Supplied passage –
I'm counting on it. If I'm not posting tomorrow you'll know the answer! LOL Getting banned from this site would be sad, but my productivity would no doubt increase.


----------



## Bugeye (May 4, 2015)

sunni said:


> dont believe everything you hear.
> 
> 
> 
> ...


With all due respect Sunni, aren't you the mod that shut down the original @bravedave thread because someone told you he was saying nasty stuff? Didn't you later actually read the thread and admit you got played? Did you ask UB to troll him?


----------



## R1b3n4 (May 4, 2015)

I wouldnt say they encourage/sponsor it but there is definetely a difference in the way certain groups get treated on here, i.e. mention in the UK thread about sending a friend something n theres warnings/barrings etc, do it in any other thread however n you can trade away to your hearts content it seems

I will say however that Sunni (out of all the mods the UK thread has ever dealt with) has shown herself to be the most mature and willing to listen to reason/explanation etc, most of the others just come off as power hungry idiots wanting to exert their will and just have a pop at us since we are not from the US


----------



## cc2012 (May 4, 2015)

panhead said:


> buck wrote several shitty foul mouthed posts & even signed one rollitup , then the posts he made dissapear but not before a member quoted his post pages later .
> 
> Can you go back like 4 pages & delete your quoted posts ? No sir you cant but Buck/rollitup can & did in this thread .
> 
> ...



https://www.rollitup.org/t/riots-in-baltimore.869049/page-17

I'd Check Out what Panhead is saying...it has been noticed by others on R.I.U.


----------



## bravedave (May 4, 2015)

Bugeye said:


> With all due respect Sunni, aren't you the mod that shut down the original @bravedave thread because someone told you he was saying nasty stuff? Didn't you later actually read the thread and admit you got played? Did you ask UB to troll him?

Available data –
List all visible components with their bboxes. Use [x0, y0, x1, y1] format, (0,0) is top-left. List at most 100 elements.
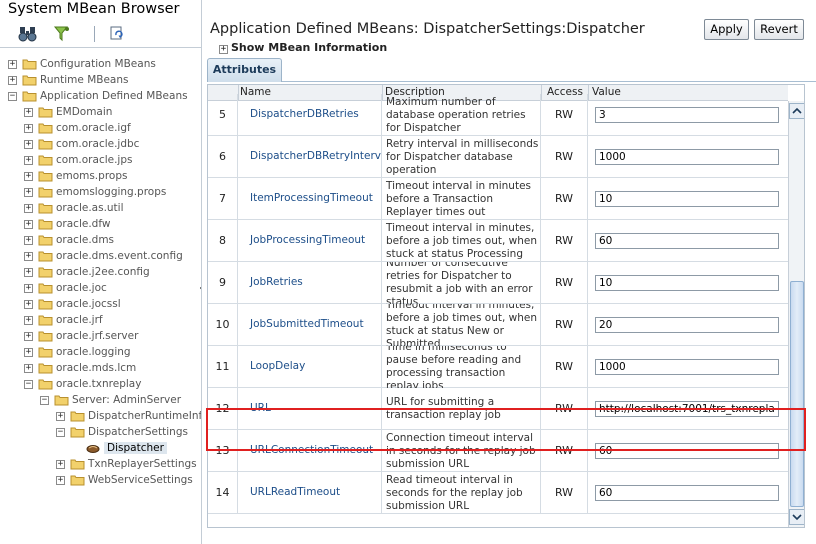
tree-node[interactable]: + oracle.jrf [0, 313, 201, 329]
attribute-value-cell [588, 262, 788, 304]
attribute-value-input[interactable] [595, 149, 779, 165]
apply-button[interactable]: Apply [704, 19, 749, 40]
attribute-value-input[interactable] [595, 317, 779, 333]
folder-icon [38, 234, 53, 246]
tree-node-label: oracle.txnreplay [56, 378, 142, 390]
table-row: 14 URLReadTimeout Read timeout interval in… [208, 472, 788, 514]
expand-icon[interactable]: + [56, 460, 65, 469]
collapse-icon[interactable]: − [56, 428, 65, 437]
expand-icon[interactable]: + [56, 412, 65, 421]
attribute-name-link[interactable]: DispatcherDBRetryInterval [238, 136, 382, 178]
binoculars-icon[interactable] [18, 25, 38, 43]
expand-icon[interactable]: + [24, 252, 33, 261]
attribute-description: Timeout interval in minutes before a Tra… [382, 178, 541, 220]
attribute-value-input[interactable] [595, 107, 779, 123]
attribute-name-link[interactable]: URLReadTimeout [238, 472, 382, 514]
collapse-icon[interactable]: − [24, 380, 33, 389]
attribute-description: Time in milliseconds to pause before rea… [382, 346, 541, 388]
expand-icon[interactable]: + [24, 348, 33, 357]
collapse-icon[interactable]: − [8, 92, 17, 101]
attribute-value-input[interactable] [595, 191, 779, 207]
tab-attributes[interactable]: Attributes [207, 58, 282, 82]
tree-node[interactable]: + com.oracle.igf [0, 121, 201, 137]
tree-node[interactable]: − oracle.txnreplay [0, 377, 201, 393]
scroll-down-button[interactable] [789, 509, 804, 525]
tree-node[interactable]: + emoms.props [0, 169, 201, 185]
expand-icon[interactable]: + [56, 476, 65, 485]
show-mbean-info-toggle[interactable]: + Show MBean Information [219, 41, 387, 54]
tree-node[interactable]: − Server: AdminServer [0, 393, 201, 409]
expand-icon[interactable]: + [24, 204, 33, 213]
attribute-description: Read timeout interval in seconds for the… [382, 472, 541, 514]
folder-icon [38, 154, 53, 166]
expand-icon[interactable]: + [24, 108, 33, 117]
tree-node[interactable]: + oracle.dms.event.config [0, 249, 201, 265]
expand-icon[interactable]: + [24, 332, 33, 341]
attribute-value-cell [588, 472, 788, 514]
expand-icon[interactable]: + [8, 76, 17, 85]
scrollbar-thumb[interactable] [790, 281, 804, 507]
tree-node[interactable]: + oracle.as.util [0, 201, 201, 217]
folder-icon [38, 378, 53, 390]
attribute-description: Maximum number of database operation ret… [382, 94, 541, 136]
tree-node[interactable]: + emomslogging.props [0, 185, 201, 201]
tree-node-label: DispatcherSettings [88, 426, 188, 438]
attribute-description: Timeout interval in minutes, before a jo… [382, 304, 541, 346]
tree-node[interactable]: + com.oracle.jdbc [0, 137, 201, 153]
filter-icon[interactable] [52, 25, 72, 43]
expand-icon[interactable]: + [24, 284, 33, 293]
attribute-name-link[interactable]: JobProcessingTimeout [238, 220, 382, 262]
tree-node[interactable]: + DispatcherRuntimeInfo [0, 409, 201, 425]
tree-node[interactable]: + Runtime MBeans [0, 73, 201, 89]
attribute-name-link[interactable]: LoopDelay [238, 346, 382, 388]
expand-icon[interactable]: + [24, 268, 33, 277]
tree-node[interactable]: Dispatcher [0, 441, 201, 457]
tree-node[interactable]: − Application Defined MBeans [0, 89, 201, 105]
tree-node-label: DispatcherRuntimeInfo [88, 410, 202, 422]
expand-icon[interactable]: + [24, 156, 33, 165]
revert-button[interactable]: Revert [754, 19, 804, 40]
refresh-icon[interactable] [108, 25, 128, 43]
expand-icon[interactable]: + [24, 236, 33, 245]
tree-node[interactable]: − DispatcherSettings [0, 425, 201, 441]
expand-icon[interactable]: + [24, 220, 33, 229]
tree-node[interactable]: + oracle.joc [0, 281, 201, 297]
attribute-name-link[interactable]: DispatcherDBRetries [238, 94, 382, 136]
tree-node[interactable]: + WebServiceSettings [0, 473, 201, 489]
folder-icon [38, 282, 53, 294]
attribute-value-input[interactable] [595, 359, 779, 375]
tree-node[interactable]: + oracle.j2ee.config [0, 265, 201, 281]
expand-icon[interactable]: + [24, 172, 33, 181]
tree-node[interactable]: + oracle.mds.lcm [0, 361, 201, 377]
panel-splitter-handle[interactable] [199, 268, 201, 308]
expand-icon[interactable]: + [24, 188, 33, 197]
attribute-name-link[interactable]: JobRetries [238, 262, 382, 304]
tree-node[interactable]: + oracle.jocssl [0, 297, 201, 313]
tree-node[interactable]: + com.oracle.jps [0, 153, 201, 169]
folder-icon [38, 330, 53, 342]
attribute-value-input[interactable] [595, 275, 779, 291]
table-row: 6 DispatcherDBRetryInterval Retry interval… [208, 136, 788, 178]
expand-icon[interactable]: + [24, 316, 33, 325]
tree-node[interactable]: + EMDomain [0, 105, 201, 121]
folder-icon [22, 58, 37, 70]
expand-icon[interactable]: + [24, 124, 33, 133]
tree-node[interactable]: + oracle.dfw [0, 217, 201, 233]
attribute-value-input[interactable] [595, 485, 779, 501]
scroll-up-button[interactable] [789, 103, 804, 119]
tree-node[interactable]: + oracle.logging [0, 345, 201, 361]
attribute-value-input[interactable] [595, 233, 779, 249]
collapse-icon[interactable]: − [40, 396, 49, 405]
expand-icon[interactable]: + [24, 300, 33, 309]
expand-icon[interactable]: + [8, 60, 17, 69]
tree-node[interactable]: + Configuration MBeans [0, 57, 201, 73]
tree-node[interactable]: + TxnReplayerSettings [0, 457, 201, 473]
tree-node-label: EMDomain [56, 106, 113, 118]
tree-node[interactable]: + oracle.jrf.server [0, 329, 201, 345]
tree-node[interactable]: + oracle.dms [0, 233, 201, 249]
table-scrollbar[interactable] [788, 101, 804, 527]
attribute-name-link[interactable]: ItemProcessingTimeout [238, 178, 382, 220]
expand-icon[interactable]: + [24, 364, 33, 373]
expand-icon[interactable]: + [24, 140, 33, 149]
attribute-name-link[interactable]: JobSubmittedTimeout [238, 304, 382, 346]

* * *

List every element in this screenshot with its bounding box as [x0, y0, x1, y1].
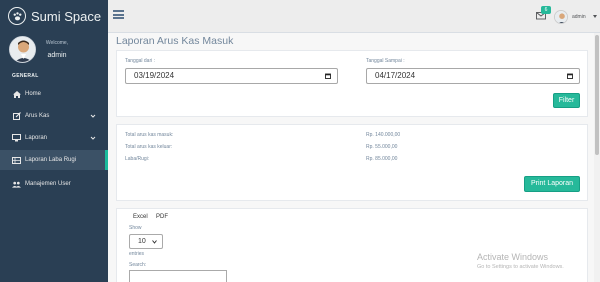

Required work –
1 – Output the forum thread text between "I will say however" and "pages later .", inclusive.
2 – Please rewrite the records between the lines holding "List all visible" and "table-row: 14 URLReadTimeout", inclusive, replacing "attribute-value-input" with "value-field" and keeping everything else the same. Leave the pictures out of your answer.

Completed exercise –
1 –
I will say however that Sunni (out of all the mods the UK thread has ever dealt with) has shown herself to be the most mature and willing to listen to reason/explanation etc, most of the others just come off as power hungry idiots wanting to exert their will and just have a pop at us since we are not from the US


----------



## cc2012 (May 4, 2015)

panhead said:


> buck wrote several shitty foul mouthed posts & even signed one rollitup , then the posts he made dissapear but not before a member quoted his post pages later .

2 –
List all visible components with their bboxes. Use [x0, y0, x1, y1] format, (0,0) is top-left. List at most 100 elements.
tree-node[interactable]: + oracle.jrf [0, 313, 201, 329]
attribute-value-cell [588, 262, 788, 304]
value-field[interactable] [595, 149, 779, 165]
apply-button[interactable]: Apply [704, 19, 749, 40]
value-field[interactable] [595, 317, 779, 333]
folder-icon [38, 234, 53, 246]
tree-node-label: oracle.txnreplay [56, 378, 142, 390]
table-row: 14 URLReadTimeout Read timeout interval in… [208, 472, 788, 514]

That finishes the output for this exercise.